§ AIM: Print the listing below exactly.

§ EXERCISE INPUT:
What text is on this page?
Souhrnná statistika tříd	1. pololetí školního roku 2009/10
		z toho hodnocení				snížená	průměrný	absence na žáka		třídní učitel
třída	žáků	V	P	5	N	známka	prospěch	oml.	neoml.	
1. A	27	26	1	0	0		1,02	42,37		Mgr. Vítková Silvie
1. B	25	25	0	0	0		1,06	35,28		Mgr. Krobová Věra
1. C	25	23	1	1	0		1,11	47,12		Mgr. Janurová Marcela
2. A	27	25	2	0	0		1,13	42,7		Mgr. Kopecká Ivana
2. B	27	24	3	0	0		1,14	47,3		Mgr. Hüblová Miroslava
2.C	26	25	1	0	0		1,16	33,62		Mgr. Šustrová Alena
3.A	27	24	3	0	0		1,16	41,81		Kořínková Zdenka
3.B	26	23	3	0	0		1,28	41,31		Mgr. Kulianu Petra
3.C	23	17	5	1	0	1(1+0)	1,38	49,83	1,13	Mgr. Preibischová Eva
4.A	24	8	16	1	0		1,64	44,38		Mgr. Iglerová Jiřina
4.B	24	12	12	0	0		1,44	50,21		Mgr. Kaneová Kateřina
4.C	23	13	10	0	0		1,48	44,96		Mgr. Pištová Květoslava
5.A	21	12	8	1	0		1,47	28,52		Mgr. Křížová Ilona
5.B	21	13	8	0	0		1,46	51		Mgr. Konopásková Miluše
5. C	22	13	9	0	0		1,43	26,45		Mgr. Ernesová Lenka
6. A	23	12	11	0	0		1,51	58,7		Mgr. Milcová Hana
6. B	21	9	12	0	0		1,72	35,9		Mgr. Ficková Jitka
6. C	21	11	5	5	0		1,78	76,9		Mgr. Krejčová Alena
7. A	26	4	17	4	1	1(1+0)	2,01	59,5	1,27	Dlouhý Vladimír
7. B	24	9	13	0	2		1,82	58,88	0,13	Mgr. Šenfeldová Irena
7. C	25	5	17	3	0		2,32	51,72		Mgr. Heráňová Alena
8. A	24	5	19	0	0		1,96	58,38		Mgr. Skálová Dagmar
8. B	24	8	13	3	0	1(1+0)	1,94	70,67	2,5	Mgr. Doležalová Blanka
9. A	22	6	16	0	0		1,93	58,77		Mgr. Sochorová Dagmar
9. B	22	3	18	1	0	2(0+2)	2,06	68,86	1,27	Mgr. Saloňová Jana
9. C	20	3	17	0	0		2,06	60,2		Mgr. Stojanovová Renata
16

§ OUTPUT FOR THIS TASK:
What text is on this page?
Souhrnná statistika tříd	1. pololetí školního roku 2009/10
		z toho hodnocení				snížená	průměrný	absence na žáka		třídní učitel
třída	žáků	V	P	5	N	známka	prospěch	oml.	neoml.	
1. A	27	26	1	0	0		1,02	42,37		Mgr. Vítková Silvie
1. B	25	25	0	0	0		1,06	35,28		Mgr. Krobová Věra
1. C	25	23	1	1	0		1,11	47,12		Mgr. Janurová Marcela
2. A	27	25	2	0	0		1,13	42,7		Mgr. Kopecká Ivana
2. B	27	24	3	0	0		1,14	47,3		Mgr. Hüblová Miroslava
2.C	26	25	1	0	0		1,16	33,62		Mgr. Šustrová Alena
3.A	27	24	3	0	0		1,16	41,81		Kořínková Zdenka
3.B	26	23	3	0	0		1,28	41,31		Mgr. Kulianu Petra
3.C	23	17	5	1	0	1(1+0)	1,38	49,83	1,13	Mgr. Preibischová Eva
4.A	24	8	16	1	0		1,64	44,38		Mgr. Iglerová Jiřina
4.B	24	12	12	0	0		1,44	50,21		Mgr. Kaneová Kateřina
4.C	23	13	10	0	0		1,48	44,96		Mgr. Pištová Květoslava
5.A	21	12	8	1	0		1,47	28,52		Mgr. Křížová Ilona
5.B	21	13	8	0	0		1,46	51		Mgr. Konopásková Miluše
5. C	22	13	9	0	0		1,43	26,45		Mgr. Ernesová Lenka
6. A	23	12	11	0	0		1,51	58,7		Mgr. Milcová Hana
6. B	21	9	12	0	0		1,72	35,9		Mgr. Ficková Jitka
6. C	21	11	5	5	0		1,78	76,9		Mgr. Krejčová Alena
7. A	26	4	17	4	1	1(1+0)	2,01	59,5	1,27	Dlouhý Vladimír
7. B	24	9	13	0	2		1,82	58,88	0,13	Mgr. Šenfeldová Irena
7. C	25	5	17	3	0		2,32	51,72		Mgr. Heráňová Alena
8. A	24	5	19	0	0		1,96	58,38		Mgr. Skálová Dagmar
8. B	24	8	13	3	0	1(1+0)	1,94	70,67	2,5	Mgr. Doležalová Blanka
9. A	22	6	16	0	0		1,93	58,77		Mgr. Sochorová Dagmar
9. B	22	3	18	1	0	2(0+2)	2,06	68,86	1,27	Mgr. Saloňová Jana
9. C	20	3	17	0	0		2,06	60,2		Mgr. Stojanovová Renata
16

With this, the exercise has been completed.